__Instructions to follow__
Look at each line of the records and count those with "effect" in them. Please answer with the count alone.

__Data for this exercise__
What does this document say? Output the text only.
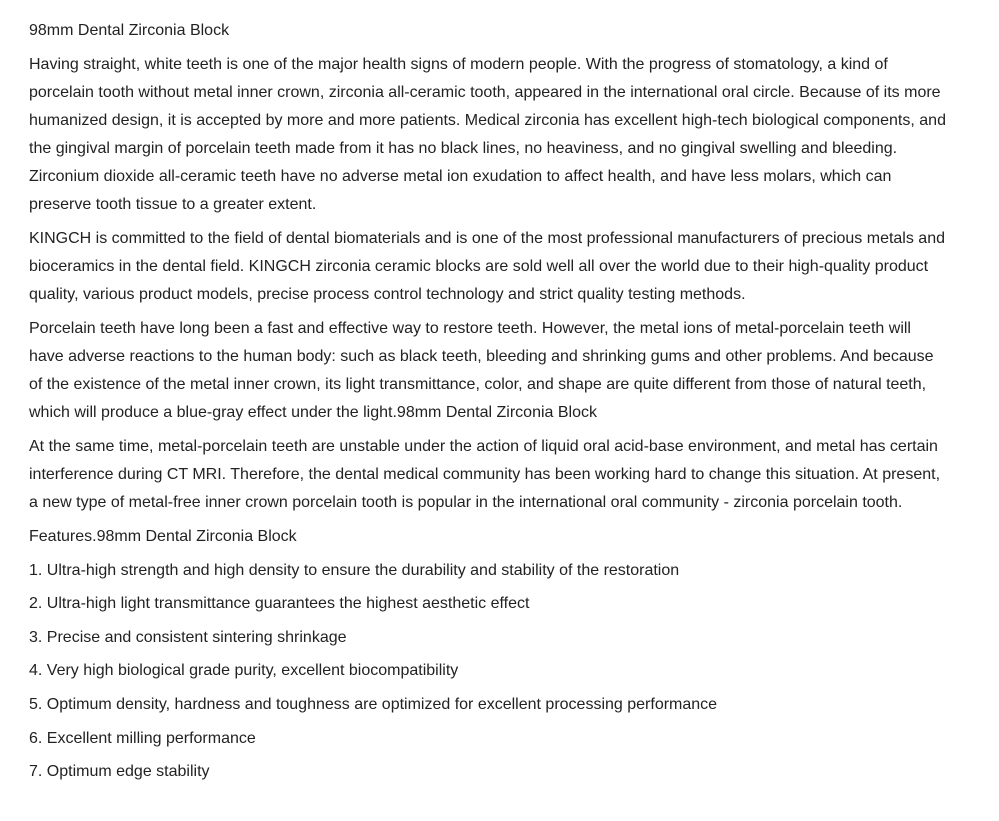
98mm Dental Zirconia Block

Having straight, white teeth is one of the major health signs of modern people. With the progress of stomatology, a kind of porcelain tooth without metal inner crown, zirconia all-ceramic tooth, appeared in the international oral circle. Because of its more humanized design, it is accepted by more and more patients. Medical zirconia has excellent high-tech biological components, and the gingival margin of porcelain teeth made from it has no black lines, no heaviness, and no gingival swelling and bleeding. Zirconium dioxide all-ceramic teeth have no adverse metal ion exudation to affect health, and have less molars, which can preserve tooth tissue to a greater extent.

KINGCH is committed to the field of dental biomaterials and is one of the most professional manufacturers of precious metals and bioceramics in the dental field. KINGCH zirconia ceramic blocks are sold well all over the world due to their high-quality product quality, various product models, precise process control technology and strict quality testing methods.

Porcelain teeth have long been a fast and effective way to restore teeth. However, the metal ions of metal-porcelain teeth will have adverse reactions to the human body: such as black teeth, bleeding and shrinking gums and other problems. And because of the existence of the metal inner crown, its light transmittance, color, and shape are quite different from those of natural teeth, which will produce a blue-gray effect under the light.98mm Dental Zirconia Block

At the same time, metal-porcelain teeth are unstable under the action of liquid oral acid-base environment, and metal has certain interference during CT MRI. Therefore, the dental medical community has been working hard to change this situation. At present, a new type of metal-free inner crown porcelain tooth is popular in the international oral community - zirconia porcelain tooth.

Features.98mm Dental Zirconia Block

1. Ultra-high strength and high density to ensure the durability and stability of the restoration

2. Ultra-high light transmittance guarantees the highest aesthetic effect

3. Precise and consistent sintering shrinkage

4. Very high biological grade purity, excellent biocompatibility

5. Optimum density, hardness and toughness are optimized for excellent processing performance

6. Excellent milling performance

7. Optimum edge stability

__Answer to this task__
2